### Short exercise
Reproduce every line of the records below, character for character, with nothing left out or changed.

### Element-and-box listings
────────────────────

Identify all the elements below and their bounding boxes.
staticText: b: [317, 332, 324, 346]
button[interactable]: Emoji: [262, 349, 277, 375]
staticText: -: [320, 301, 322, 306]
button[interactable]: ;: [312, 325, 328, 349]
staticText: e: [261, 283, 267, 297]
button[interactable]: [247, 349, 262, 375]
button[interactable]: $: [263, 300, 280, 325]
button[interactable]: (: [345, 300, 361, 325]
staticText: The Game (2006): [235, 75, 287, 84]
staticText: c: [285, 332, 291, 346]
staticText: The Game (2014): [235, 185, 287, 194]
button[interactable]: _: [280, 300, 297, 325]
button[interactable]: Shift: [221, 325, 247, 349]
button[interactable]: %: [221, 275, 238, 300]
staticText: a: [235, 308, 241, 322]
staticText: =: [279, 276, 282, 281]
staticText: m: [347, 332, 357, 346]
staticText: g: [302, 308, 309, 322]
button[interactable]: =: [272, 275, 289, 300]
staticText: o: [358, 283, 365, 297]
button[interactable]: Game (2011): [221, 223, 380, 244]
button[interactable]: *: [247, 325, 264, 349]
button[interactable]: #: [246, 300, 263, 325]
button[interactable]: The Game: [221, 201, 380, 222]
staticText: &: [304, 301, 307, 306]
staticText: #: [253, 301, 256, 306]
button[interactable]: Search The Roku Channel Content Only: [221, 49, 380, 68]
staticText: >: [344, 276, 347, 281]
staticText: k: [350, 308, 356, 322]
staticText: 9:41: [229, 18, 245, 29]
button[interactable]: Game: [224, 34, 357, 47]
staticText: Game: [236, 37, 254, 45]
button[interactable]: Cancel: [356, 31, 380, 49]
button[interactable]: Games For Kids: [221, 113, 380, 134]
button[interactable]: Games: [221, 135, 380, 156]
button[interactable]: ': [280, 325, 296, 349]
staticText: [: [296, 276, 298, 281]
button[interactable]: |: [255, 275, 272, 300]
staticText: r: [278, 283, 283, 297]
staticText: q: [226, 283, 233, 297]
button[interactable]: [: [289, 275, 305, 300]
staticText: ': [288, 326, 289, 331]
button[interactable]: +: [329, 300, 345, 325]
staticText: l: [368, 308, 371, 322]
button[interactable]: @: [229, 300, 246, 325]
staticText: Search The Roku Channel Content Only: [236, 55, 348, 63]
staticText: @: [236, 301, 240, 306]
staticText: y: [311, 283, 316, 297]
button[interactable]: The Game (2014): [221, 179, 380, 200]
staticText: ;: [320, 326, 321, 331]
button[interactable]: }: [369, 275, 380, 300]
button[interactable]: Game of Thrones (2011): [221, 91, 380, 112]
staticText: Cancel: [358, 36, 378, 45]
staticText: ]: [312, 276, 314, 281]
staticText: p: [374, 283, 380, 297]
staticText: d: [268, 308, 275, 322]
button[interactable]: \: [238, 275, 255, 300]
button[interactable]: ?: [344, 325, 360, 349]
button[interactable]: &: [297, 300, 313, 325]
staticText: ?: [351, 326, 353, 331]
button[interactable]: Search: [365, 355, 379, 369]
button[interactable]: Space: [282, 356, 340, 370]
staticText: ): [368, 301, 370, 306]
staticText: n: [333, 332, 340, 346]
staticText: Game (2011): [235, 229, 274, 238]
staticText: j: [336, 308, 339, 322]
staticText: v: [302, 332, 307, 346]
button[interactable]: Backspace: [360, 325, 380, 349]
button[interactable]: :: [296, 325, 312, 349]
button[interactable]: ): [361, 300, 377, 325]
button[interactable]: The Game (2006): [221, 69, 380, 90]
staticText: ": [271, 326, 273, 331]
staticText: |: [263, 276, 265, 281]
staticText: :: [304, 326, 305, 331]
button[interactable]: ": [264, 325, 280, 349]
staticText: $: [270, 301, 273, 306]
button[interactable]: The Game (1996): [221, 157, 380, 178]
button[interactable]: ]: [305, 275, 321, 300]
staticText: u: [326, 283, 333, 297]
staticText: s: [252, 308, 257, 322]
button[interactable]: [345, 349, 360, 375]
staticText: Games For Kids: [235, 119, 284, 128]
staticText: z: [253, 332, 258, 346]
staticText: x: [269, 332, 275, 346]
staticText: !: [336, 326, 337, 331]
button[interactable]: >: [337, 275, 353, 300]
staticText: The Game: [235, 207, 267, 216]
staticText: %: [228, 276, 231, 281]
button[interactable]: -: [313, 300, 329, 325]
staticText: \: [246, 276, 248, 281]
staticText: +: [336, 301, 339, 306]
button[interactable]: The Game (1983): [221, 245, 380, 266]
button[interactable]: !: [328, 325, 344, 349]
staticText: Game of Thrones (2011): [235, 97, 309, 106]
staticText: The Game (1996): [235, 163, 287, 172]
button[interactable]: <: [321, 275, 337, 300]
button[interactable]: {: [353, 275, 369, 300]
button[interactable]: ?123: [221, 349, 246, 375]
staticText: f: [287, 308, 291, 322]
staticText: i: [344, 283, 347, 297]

────────────────────

### Task output
Identify all the elements below and their bounding boxes.
staticText: b: [317, 332, 324, 346]
button[interactable]: Emoji: [262, 349, 277, 375]
staticText: -: [320, 301, 322, 306]
button[interactable]: ;: [312, 325, 328, 349]
staticText: e: [261, 283, 267, 297]
button[interactable]: [247, 349, 262, 375]
button[interactable]: $: [263, 300, 280, 325]
button[interactable]: (: [345, 300, 361, 325]
staticText: The Game (2006): [235, 75, 287, 84]
staticText: c: [285, 332, 291, 346]
staticText: The Game (2014): [235, 185, 287, 194]
button[interactable]: _: [280, 300, 297, 325]
button[interactable]: Shift: [221, 325, 247, 349]
button[interactable]: %: [221, 275, 238, 300]
staticText: a: [235, 308, 241, 322]
staticText: =: [279, 276, 282, 281]
staticText: m: [347, 332, 357, 346]
staticText: g: [302, 308, 309, 322]
button[interactable]: =: [272, 275, 289, 300]
staticText: o: [358, 283, 365, 297]
button[interactable]: Game (2011): [221, 223, 380, 244]
button[interactable]: *: [247, 325, 264, 349]
button[interactable]: #: [246, 300, 263, 325]
button[interactable]: The Game: [221, 201, 380, 222]
staticText: &: [304, 301, 307, 306]
staticText: #: [253, 301, 256, 306]
button[interactable]: Search The Roku Channel Content Only: [221, 49, 380, 68]
staticText: >: [344, 276, 347, 281]
staticText: k: [350, 308, 356, 322]
staticText: 9:41: [229, 18, 245, 29]
button[interactable]: Game: [224, 34, 357, 47]
staticText: Game: [236, 37, 254, 45]
button[interactable]: Cancel: [356, 31, 380, 49]
button[interactable]: Games For Kids: [221, 113, 380, 134]
button[interactable]: Games: [221, 135, 380, 156]
button[interactable]: ': [280, 325, 296, 349]
staticText: [: [296, 276, 298, 281]
button[interactable]: |: [255, 275, 272, 300]
staticText: r: [278, 283, 283, 297]
staticText: q: [226, 283, 233, 297]
button[interactable]: [: [289, 275, 305, 300]
staticText: ': [288, 326, 289, 331]
button[interactable]: +: [329, 300, 345, 325]
staticText: l: [368, 308, 371, 322]
button[interactable]: @: [229, 300, 246, 325]
staticText: Search The Roku Channel Content Only: [236, 55, 348, 63]
staticText: @: [236, 301, 240, 306]
staticText: y: [311, 283, 316, 297]
button[interactable]: The Game (2014): [221, 179, 380, 200]
staticText: ;: [320, 326, 321, 331]
button[interactable]: }: [369, 275, 380, 300]
button[interactable]: Game of Thrones (2011): [221, 91, 380, 112]
staticText: Cancel: [358, 36, 378, 45]
staticText: ]: [312, 276, 314, 281]
staticText: p: [374, 283, 380, 297]
staticText: d: [268, 308, 275, 322]
button[interactable]: \: [238, 275, 255, 300]
button[interactable]: ?: [344, 325, 360, 349]
button[interactable]: &: [297, 300, 313, 325]
staticText: ?: [351, 326, 353, 331]
button[interactable]: Search: [365, 355, 379, 369]
button[interactable]: Space: [282, 356, 340, 370]
staticText: ): [368, 301, 370, 306]
staticText: n: [333, 332, 340, 346]
staticText: Game (2011): [235, 229, 274, 238]
staticText: j: [336, 308, 339, 322]
staticText: v: [302, 332, 307, 346]
button[interactable]: Backspace: [360, 325, 380, 349]
button[interactable]: :: [296, 325, 312, 349]
button[interactable]: ): [361, 300, 377, 325]
button[interactable]: The Game (2006): [221, 69, 380, 90]
staticText: ": [271, 326, 273, 331]
staticText: |: [263, 276, 265, 281]
staticText: :: [304, 326, 305, 331]
button[interactable]: ": [264, 325, 280, 349]
staticText: $: [270, 301, 273, 306]
button[interactable]: The Game (1996): [221, 157, 380, 178]
button[interactable]: ]: [305, 275, 321, 300]
staticText: u: [326, 283, 333, 297]
staticText: s: [252, 308, 257, 322]
button[interactable]: [345, 349, 360, 375]
staticText: Games For Kids: [235, 119, 284, 128]
staticText: z: [253, 332, 258, 346]
staticText: x: [269, 332, 275, 346]
staticText: !: [336, 326, 337, 331]
button[interactable]: >: [337, 275, 353, 300]
staticText: The Game: [235, 207, 267, 216]
staticText: %: [228, 276, 231, 281]
button[interactable]: -: [313, 300, 329, 325]
staticText: \: [246, 276, 248, 281]
staticText: +: [336, 301, 339, 306]
button[interactable]: The Game (1983): [221, 245, 380, 266]
button[interactable]: !: [328, 325, 344, 349]
staticText: Game of Thrones (2011): [235, 97, 309, 106]
staticText: The Game (1996): [235, 163, 287, 172]
button[interactable]: <: [321, 275, 337, 300]
button[interactable]: {: [353, 275, 369, 300]
button[interactable]: ?123: [221, 349, 246, 375]
staticText: f: [287, 308, 291, 322]
staticText: i: [344, 283, 347, 297]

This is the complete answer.